2005 was that year. 2005 was when Jose Reyes wasn't hamstrung, wasn't striding uncomfortably. First he couldn't take a pitch. He didn't walk for a full month. But then he settled down…and then he lit it up. Jose made the move in-season, jumping three levels as easily as he legged out three bases. In April and May, it was maybe he'd be better off if he were sat or sent down. By early summer, he was showing signs of getting it. By the middle of summer, he absolutely got it and was off and running with it.

Straight into 2006.

Roughly around the time of his 23rd birthday, Jose Reyes became a star. Inside a month, he was a superstar. By September, he was a legend at Shea Stadium. Come October, he loomed among the best players in the game. Given the combination of tools and the electrical charge his personality and ability gave them, it wasn't insane to think of Jose Reyes of the New York Mets as maybe the best player in baseball.

2007 did nothing to abuse you of that notion if you were indulging it. At least not until the last of his 24th birthday cake was gobbled up. The candles were blown out on Jose Reyes Superstar in the weeks that followed. Jose had been demoted: from best there was to merely extraordinary; from extraordinary some nights to alarmingly ordinary on others; from ordinary to worse by September.

The Jose Reyes I knew I loved and thought I knew…he's been kind of missing. And I miss him greatly.

DATASET EXTRACT:
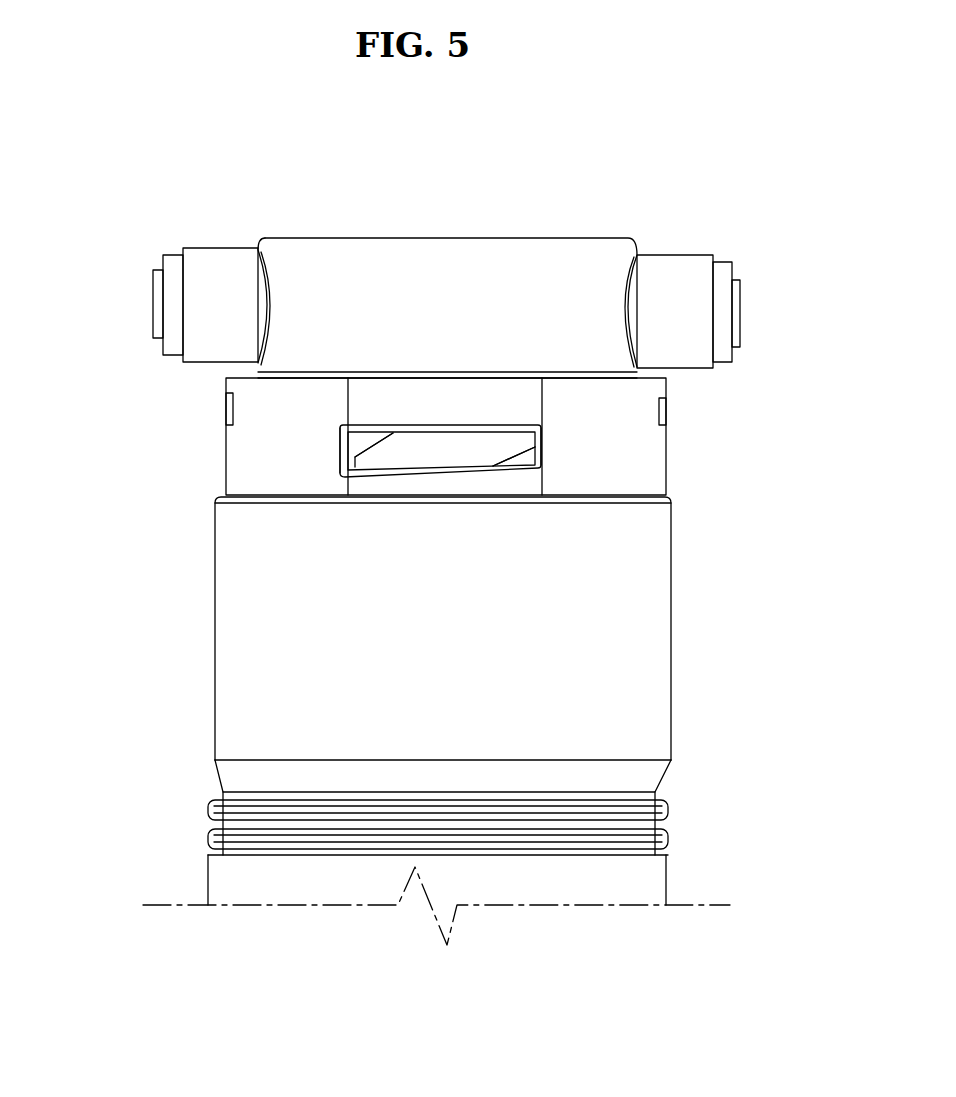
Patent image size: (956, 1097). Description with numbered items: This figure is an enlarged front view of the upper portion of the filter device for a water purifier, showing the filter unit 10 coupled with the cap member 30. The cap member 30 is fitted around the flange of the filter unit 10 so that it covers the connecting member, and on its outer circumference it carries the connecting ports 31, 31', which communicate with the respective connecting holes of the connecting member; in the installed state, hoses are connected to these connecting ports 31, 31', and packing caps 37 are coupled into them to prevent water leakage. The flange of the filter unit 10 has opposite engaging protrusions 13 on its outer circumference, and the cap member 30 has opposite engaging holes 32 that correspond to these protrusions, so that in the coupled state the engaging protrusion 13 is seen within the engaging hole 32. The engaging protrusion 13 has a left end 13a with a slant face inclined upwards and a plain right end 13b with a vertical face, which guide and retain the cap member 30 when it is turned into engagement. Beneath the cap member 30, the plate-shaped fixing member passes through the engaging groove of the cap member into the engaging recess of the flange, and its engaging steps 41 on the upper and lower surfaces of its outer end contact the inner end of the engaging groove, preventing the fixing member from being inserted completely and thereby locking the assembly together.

The filter unit 10 is at (185, 686).
The engaging protrusion 13 is at (423, 505).
The left end 13a is at (367, 443).
The plain right end 13b is at (543, 443).
The cap member 30 is at (520, 216).
The connecting port 31 is at (717, 260).
The connecting port 31' is at (180, 258).
The engaging hole 32 is at (523, 470).
The packing cap 37 is at (742, 288).
The engaging step 41 is at (226, 408).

GIVEN PROBLEM A:
In the Jose Reyes passage, by what month had Reyes become a legend at Shea Stadium?
GIVEN PROBLEM B:
Reproduce a stretch of the Jose Reyes passage, beginning at the words "2005 was that" and stopping after "Straight into 2006.".
GIVEN PROBLEM C:
Write what comes next in the passage about Jose Reyes's seasons with the Mets.

EXERCISE RESULT A:
By September.

EXERCISE RESULT B:
2005 was that year. 2005 was when Jose Reyes wasn't hamstrung, wasn't striding uncomfortably. First he couldn't take a pitch. He didn't walk for a full month. But then he settled down…and then he lit it up. Jose made the move in-season, jumping three levels as easily as he legged out three bases. In April and May, it was maybe he'd be better off if he were sat or sent down. By early summer, he was showing signs of getting it. By the middle of summer, he absolutely got it and was off and running with it.

Straight into 2006.

EXERCISE RESULT C:
I don't spend a lot of time dwelling on statistics. I watch the Mets too much to seek guidance from data, so I was a little surprised when I looked up what Jose has accomplished to date in 2008:

61 Games

75 Hits

17 Doubles

5 Triples

8 Home Runs

29 Runs Batted In

42 Runs Scored

23 Stolen Bases

.288 Batting Average

.352 On-Base Percentage

.485 Slugging Percentage

The batting average is a bit off, but the other percentages align favorably with 2006. Prorate the cumulative numbers for 155 or so games and they don't look too bad for a full season. Through Sunday he had more extra-base hits than any shortstop in either league. Throw in his recent 30-game on-base streak, and his 2008 is by no means terrible. It's actually pretty good.

But it's not great. Couple it with watching him, and it's not close.

He still runs. He still hits. He sometimes fields spectacularly (even if he sometimes pulls boners that would make 1993 Tony Fernandez moan in agony — and not just because of gallstones). He smiles his Jose smile, but it just doesn't quite light up a room like it once did.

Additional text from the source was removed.